» Directions for this task
Extract the complete data exactly as given.

[Entries with figure data]

__________

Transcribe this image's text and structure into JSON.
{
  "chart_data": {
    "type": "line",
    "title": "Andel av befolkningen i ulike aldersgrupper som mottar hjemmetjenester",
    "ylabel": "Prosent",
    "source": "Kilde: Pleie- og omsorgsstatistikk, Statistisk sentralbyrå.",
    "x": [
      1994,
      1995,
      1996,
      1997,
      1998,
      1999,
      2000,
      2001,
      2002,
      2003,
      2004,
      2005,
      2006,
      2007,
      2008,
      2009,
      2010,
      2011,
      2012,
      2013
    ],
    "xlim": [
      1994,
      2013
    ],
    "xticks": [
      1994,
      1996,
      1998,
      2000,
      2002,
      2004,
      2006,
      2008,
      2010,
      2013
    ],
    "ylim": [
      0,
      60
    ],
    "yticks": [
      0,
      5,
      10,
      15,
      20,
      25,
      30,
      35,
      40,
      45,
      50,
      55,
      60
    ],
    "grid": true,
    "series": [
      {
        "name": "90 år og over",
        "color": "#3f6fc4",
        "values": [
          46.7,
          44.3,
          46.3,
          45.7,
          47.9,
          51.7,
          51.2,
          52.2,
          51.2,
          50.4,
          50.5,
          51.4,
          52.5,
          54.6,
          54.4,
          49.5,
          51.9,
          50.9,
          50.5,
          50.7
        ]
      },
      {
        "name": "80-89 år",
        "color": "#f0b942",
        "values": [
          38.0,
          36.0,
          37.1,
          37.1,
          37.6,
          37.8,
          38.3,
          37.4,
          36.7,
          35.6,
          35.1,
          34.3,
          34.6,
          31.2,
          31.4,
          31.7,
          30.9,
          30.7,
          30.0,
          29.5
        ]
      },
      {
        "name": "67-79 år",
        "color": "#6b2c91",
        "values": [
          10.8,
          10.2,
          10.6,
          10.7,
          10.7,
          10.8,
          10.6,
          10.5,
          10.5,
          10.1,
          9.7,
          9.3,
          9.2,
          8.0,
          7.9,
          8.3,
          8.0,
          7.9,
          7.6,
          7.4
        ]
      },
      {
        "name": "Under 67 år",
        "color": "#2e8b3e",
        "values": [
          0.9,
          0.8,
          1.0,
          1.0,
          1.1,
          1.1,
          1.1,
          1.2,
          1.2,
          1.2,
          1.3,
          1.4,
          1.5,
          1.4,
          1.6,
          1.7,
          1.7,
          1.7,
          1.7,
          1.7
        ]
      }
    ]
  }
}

__________

» The output
Transcribe this image's text and structure into JSON.
{
  "chart_data": {
    "type": "line",
    "title": "Andel av befolkningen i ulike aldersgrupper som mottar hjemmetjenester",
    "ylabel": "Prosent",
    "source": "Kilde: Pleie- og omsorgsstatistikk, Statistisk sentralbyrå.",
    "x": [
      1994,
      1995,
      1996,
      1997,
      1998,
      1999,
      2000,
      2001,
      2002,
      2003,
      2004,
      2005,
      2006,
      2007,
      2008,
      2009,
      2010,
      2011,
      2012,
      2013
    ],
    "xlim": [
      1994,
      2013
    ],
    "xticks": [
      1994,
      1996,
      1998,
      2000,
      2002,
      2004,
      2006,
      2008,
      2010,
      2013
    ],
    "ylim": [
      0,
      60
    ],
    "yticks": [
      0,
      5,
      10,
      15,
      20,
      25,
      30,
      35,
      40,
      45,
      50,
      55,
      60
    ],
    "grid": true,
    "series": [
      {
        "name": "90 år og over",
        "color": "#3f6fc4",
        "values": [
          46.7,
          44.3,
          46.3,
          45.7,
          47.9,
          51.7,
          51.2,
          52.2,
          51.2,
          50.4,
          50.5,
          51.4,
          52.5,
          54.6,
          54.4,
          49.5,
          51.9,
          50.9,
          50.5,
          50.7
        ]
      },
      {
        "name": "80-89 år",
        "color": "#f0b942",
        "values": [
          38.0,
          36.0,
          37.1,
          37.1,
          37.6,
          37.8,
          38.3,
          37.4,
          36.7,
          35.6,
          35.1,
          34.3,
          34.6,
          31.2,
          31.4,
          31.7,
          30.9,
          30.7,
          30.0,
          29.5
        ]
      },
      {
        "name": "67-79 år",
        "color": "#6b2c91",
        "values": [
          10.8,
          10.2,
          10.6,
          10.7,
          10.7,
          10.8,
          10.6,
          10.5,
          10.5,
          10.1,
          9.7,
          9.3,
          9.2,
          8.0,
          7.9,
          8.3,
          8.0,
          7.9,
          7.6,
          7.4
        ]
      },
      {
        "name": "Under 67 år",
        "color": "#2e8b3e",
        "values": [
          0.9,
          0.8,
          1.0,
          1.0,
          1.1,
          1.1,
          1.1,
          1.2,
          1.2,
          1.2,
          1.3,
          1.4,
          1.5,
          1.4,
          1.6,
          1.7,
          1.7,
          1.7,
          1.7,
          1.7
        ]
      }
    ]
  }
}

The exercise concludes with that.